* _DOCUMENT EXTRACT_
● ● ● ● ●

It’s City Market season once again, and that means plenty of fresh, locally grown produce is making its way to your table.

Farmers markets like this are an important means for transforming our region. To support your farmers market is to invest in your local economy, and it’s an easy way to live a healthy life.

For the past several years, advocates and community members within the Transform Rockford movement have been working towards achieving Blue Zones, a national movement to adopt the good habits of communities that live healthier, happier lives. Accomplishing a Blue Zones mindset means making the healthy choice the easiest choice. And it’s an easy choice to support your local farmers market.

Here are five reasons to support your farmers market right now.

  1. Healthier Eating

Plant-based diets are a major component of Blue Zones communities, and fresh produce is something you’ll find aplenty at your farmers market. And when we say fresh, we mean straight from the farm. In many cases, those leafy greens and fresh fruits were harvested just a few hours ago. By comparison, what you’ll find at the grocery store often is harvested before it’s ripe, thrown on a truck and stored in a warehouse before you pick it at the store.

Healthy eating means consuming a rainbow of colorful foods, and you’ll find an array of hues at your farmers market (purple peppers, anyone?) Plus, locally harvested food will have more nutrition because the fruit’s had more time to develop and less time to grow stale on a shelf.

● ● ● ● ●

* _ENTRIES PROVIDED_
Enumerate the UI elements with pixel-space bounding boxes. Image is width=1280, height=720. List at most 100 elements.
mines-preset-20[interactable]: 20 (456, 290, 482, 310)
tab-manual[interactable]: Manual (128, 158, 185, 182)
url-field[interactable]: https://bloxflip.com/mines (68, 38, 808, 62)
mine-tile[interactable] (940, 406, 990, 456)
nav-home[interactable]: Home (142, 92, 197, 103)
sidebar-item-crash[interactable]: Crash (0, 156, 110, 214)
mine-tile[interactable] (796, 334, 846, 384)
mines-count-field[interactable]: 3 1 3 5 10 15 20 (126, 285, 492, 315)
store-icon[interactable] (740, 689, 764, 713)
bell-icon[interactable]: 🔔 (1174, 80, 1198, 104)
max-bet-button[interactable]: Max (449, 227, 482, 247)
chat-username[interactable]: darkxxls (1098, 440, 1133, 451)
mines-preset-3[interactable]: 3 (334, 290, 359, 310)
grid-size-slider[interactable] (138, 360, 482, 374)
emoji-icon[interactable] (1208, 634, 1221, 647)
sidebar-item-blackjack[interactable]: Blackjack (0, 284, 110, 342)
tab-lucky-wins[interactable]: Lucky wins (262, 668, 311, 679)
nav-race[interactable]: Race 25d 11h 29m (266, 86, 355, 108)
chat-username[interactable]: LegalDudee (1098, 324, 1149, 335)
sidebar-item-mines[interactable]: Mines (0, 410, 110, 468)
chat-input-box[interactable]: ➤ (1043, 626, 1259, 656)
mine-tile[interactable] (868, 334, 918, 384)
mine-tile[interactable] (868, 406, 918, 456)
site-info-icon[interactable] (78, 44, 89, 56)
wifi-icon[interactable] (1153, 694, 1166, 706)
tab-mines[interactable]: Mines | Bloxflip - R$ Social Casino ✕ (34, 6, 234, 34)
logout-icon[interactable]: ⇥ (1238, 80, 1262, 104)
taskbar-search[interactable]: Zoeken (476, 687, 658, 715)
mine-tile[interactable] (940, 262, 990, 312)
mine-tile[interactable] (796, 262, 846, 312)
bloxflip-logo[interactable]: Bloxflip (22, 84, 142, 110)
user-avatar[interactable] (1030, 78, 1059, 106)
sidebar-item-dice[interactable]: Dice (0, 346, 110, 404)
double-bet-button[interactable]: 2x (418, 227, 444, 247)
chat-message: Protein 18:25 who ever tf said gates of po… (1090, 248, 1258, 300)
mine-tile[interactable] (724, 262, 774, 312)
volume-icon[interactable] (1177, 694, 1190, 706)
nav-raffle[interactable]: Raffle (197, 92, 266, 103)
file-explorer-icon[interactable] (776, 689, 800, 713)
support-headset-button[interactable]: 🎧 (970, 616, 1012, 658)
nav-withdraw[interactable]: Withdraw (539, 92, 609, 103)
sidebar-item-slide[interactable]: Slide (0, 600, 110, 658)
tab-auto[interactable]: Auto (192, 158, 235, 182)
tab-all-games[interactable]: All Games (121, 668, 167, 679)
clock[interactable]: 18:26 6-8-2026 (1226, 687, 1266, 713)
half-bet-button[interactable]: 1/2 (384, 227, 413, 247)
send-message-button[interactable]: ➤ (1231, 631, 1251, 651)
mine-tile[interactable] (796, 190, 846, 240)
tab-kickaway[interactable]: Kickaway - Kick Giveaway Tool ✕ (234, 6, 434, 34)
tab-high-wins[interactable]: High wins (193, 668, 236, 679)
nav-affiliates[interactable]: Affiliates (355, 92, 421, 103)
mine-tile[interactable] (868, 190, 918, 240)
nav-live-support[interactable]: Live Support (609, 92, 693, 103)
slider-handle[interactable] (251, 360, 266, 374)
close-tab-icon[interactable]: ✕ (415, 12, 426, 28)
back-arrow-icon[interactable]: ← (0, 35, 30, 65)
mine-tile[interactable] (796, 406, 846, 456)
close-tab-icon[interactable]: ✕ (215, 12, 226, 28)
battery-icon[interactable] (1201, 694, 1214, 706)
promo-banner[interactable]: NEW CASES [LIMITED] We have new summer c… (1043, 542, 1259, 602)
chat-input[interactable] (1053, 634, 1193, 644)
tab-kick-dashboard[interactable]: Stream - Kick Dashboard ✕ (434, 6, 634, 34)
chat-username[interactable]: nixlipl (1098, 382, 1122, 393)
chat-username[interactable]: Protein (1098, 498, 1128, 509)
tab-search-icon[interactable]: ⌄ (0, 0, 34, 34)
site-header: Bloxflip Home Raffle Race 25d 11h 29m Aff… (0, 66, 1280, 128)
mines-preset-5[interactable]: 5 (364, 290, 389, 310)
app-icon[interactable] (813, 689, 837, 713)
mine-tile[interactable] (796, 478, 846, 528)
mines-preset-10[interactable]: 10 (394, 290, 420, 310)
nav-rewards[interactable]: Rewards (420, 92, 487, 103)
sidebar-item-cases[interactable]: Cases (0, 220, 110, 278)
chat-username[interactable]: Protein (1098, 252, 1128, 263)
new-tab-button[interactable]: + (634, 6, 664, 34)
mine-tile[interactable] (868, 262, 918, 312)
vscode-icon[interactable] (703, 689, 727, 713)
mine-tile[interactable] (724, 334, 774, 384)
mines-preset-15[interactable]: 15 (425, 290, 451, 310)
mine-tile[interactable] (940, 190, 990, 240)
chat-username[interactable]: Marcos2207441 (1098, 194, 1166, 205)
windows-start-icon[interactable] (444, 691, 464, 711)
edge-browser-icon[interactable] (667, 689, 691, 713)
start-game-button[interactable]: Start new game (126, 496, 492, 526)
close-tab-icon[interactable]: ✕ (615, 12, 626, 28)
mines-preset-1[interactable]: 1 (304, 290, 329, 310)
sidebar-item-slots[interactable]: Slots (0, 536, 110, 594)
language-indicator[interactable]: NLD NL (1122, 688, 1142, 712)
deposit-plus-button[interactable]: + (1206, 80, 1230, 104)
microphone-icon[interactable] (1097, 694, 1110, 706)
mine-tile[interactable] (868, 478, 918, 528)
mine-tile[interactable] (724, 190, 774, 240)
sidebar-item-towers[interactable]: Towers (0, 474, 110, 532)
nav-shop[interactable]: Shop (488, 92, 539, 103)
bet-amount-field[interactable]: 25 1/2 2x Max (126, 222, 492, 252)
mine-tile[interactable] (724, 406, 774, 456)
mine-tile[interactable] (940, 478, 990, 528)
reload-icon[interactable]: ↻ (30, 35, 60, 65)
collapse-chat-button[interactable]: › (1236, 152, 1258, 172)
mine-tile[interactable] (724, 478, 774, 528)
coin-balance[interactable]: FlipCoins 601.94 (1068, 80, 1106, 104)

● ● ● ● ●

* _WORK ORDER 1_
In the farmers market article, what national movement have Transform Rockford advocates been working toward?
* _WORK ORDER 2_
Echo the part of the farmers market article that opens with the words containing "Healthy eating means" and closes with "on a shelf.".
The entries come from a source other than the farmers market article.

* _PROBLEM SOLUTION 1_
Blue Zones

* _PROBLEM SOLUTION 2_
Healthy eating means consuming a rainbow of colorful foods, and you’ll find an array of hues at your farmers market (purple peppers, anyone?) Plus, locally harvested food will have more nutrition because the fruit’s had more time to develop and less time to grow stale on a shelf.